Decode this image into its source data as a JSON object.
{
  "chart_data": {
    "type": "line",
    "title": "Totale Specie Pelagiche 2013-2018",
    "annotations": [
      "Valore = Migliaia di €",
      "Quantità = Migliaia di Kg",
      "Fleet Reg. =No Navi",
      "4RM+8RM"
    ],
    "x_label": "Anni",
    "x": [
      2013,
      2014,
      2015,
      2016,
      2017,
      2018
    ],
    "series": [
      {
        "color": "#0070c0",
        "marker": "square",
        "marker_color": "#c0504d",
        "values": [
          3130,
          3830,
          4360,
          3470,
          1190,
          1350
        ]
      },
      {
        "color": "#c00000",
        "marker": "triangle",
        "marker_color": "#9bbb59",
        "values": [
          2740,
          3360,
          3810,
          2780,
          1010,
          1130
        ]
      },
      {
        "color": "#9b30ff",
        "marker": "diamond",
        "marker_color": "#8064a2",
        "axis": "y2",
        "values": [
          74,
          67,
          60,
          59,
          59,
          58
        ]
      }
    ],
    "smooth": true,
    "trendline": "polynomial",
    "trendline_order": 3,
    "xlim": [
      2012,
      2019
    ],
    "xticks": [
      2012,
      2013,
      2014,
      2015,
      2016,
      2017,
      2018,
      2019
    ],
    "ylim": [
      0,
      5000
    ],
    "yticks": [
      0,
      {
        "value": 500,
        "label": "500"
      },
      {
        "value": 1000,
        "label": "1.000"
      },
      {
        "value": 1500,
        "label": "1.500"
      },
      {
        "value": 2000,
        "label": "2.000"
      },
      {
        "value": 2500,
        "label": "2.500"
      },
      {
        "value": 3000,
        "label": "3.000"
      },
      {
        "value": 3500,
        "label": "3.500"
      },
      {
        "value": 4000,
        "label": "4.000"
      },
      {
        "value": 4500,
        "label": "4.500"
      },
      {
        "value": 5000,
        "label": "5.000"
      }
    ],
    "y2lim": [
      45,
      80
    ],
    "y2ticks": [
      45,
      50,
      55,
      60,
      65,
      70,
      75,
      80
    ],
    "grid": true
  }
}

## TASK DESCRIPTION
Extract the complete listing verbatim.

## SOLUTION
Decode this image into its source data as a JSON object.
{
  "chart_data": {
    "type": "line",
    "title": "Totale Specie Pelagiche 2013-2018",
    "annotations": [
      "Valore = Migliaia di €",
      "Quantità = Migliaia di Kg",
      "Fleet Reg. =No Navi",
      "4RM+8RM"
    ],
    "x_label": "Anni",
    "x": [
      2013,
      2014,
      2015,
      2016,
      2017,
      2018
    ],
    "series": [
      {
        "color": "#0070c0",
        "marker": "square",
        "marker_color": "#c0504d",
        "values": [
          3130,
          3830,
          4360,
          3470,
          1190,
          1350
        ]
      },
      {
        "color": "#c00000",
        "marker": "triangle",
        "marker_color": "#9bbb59",
        "values": [
          2740,
          3360,
          3810,
          2780,
          1010,
          1130
        ]
      },
      {
        "color": "#9b30ff",
        "marker": "diamond",
        "marker_color": "#8064a2",
        "axis": "y2",
        "values": [
          74,
          67,
          60,
          59,
          59,
          58
        ]
      }
    ],
    "smooth": true,
    "trendline": "polynomial",
    "trendline_order": 3,
    "xlim": [
      2012,
      2019
    ],
    "xticks": [
      2012,
      2013,
      2014,
      2015,
      2016,
      2017,
      2018,
      2019
    ],
    "ylim": [
      0,
      5000
    ],
    "yticks": [
      0,
      {
        "value": 500,
        "label": "500"
      },
      {
        "value": 1000,
        "label": "1.000"
      },
      {
        "value": 1500,
        "label": "1.500"
      },
      {
        "value": 2000,
        "label": "2.000"
      },
      {
        "value": 2500,
        "label": "2.500"
      },
      {
        "value": 3000,
        "label": "3.000"
      },
      {
        "value": 3500,
        "label": "3.500"
      },
      {
        "value": 4000,
        "label": "4.000"
      },
      {
        "value": 4500,
        "label": "4.500"
      },
      {
        "value": 5000,
        "label": "5.000"
      }
    ],
    "y2lim": [
      45,
      80
    ],
    "y2ticks": [
      45,
      50,
      55,
      60,
      65,
      70,
      75,
      80
    ],
    "grid": true
  }
}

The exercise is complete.